Aim –
Would you output the whole listing below, exactly as it reads?

(Stored records)
============================================================

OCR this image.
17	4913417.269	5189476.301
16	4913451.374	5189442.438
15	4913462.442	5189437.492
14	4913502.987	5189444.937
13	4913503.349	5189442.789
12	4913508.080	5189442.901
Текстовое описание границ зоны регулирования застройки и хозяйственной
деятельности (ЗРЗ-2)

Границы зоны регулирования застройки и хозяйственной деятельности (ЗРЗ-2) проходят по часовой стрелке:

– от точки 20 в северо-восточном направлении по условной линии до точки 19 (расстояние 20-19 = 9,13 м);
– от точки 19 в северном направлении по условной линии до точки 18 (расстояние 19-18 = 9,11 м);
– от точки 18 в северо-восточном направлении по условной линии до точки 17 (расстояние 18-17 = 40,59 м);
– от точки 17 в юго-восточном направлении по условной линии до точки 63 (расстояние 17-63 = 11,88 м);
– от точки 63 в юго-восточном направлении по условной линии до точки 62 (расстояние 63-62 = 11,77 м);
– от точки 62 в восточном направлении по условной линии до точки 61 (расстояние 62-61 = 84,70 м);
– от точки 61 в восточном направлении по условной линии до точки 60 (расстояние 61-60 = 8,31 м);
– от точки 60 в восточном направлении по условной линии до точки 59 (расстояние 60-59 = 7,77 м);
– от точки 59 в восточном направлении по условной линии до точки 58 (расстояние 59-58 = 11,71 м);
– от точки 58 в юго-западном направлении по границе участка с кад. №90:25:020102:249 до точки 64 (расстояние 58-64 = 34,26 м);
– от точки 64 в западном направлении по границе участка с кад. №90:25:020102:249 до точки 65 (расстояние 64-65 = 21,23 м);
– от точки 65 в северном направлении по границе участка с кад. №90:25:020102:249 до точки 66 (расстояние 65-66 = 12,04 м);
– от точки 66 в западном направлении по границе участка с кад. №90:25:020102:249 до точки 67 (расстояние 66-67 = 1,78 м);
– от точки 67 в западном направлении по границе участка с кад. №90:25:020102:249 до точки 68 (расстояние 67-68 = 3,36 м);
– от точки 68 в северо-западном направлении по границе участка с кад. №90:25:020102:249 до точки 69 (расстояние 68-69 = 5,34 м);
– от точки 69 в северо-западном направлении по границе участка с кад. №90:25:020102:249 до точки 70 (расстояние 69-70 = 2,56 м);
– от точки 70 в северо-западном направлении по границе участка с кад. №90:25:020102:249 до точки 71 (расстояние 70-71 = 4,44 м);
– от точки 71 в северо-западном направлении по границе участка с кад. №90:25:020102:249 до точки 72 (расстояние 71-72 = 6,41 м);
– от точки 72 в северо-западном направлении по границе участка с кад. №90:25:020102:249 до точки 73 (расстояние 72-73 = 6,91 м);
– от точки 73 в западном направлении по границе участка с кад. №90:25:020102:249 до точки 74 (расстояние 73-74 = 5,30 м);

============================================================

Solution for this exercise –
OCR this image.
17	4913417.269	5189476.301
16	4913451.374	5189442.438
15	4913462.442	5189437.492
14	4913502.987	5189444.937
13	4913503.349	5189442.789
12	4913508.080	5189442.901
Текстовое описание границ зоны регулирования застройки и хозяйственной
деятельности (ЗРЗ-2)

Границы зоны регулирования застройки и хозяйственной деятельности (ЗРЗ-2) проходят по часовой стрелке:

– от точки 20 в северо-восточном направлении по условной линии до точки 19 (расстояние 20-19 = 9,13 м);
– от точки 19 в северном направлении по условной линии до точки 18 (расстояние 19-18 = 9,11 м);
– от точки 18 в северо-восточном направлении по условной линии до точки 17 (расстояние 18-17 = 40,59 м);
– от точки 17 в юго-восточном направлении по условной линии до точки 63 (расстояние 17-63 = 11,88 м);
– от точки 63 в юго-восточном направлении по условной линии до точки 62 (расстояние 63-62 = 11,77 м);
– от точки 62 в восточном направлении по условной линии до точки 61 (расстояние 62-61 = 84,70 м);
– от точки 61 в восточном направлении по условной линии до точки 60 (расстояние 61-60 = 8,31 м);
– от точки 60 в восточном направлении по условной линии до точки 59 (расстояние 60-59 = 7,77 м);
– от точки 59 в восточном направлении по условной линии до точки 58 (расстояние 59-58 = 11,71 м);
– от точки 58 в юго-западном направлении по границе участка с кад. №90:25:020102:249 до точки 64 (расстояние 58-64 = 34,26 м);
– от точки 64 в западном направлении по границе участка с кад. №90:25:020102:249 до точки 65 (расстояние 64-65 = 21,23 м);
– от точки 65 в северном направлении по границе участка с кад. №90:25:020102:249 до точки 66 (расстояние 65-66 = 12,04 м);
– от точки 66 в западном направлении по границе участка с кад. №90:25:020102:249 до точки 67 (расстояние 66-67 = 1,78 м);
– от точки 67 в западном направлении по границе участка с кад. №90:25:020102:249 до точки 68 (расстояние 67-68 = 3,36 м);
– от точки 68 в северо-западном направлении по границе участка с кад. №90:25:020102:249 до точки 69 (расстояние 68-69 = 5,34 м);
– от точки 69 в северо-западном направлении по границе участка с кад. №90:25:020102:249 до точки 70 (расстояние 69-70 = 2,56 м);
– от точки 70 в северо-западном направлении по границе участка с кад. №90:25:020102:249 до точки 71 (расстояние 70-71 = 4,44 м);
– от точки 71 в северо-западном направлении по границе участка с кад. №90:25:020102:249 до точки 72 (расстояние 71-72 = 6,41 м);
– от точки 72 в северо-западном направлении по границе участка с кад. №90:25:020102:249 до точки 73 (расстояние 72-73 = 6,91 м);
– от точки 73 в западном направлении по границе участка с кад. №90:25:020102:249 до точки 74 (расстояние 73-74 = 5,30 м);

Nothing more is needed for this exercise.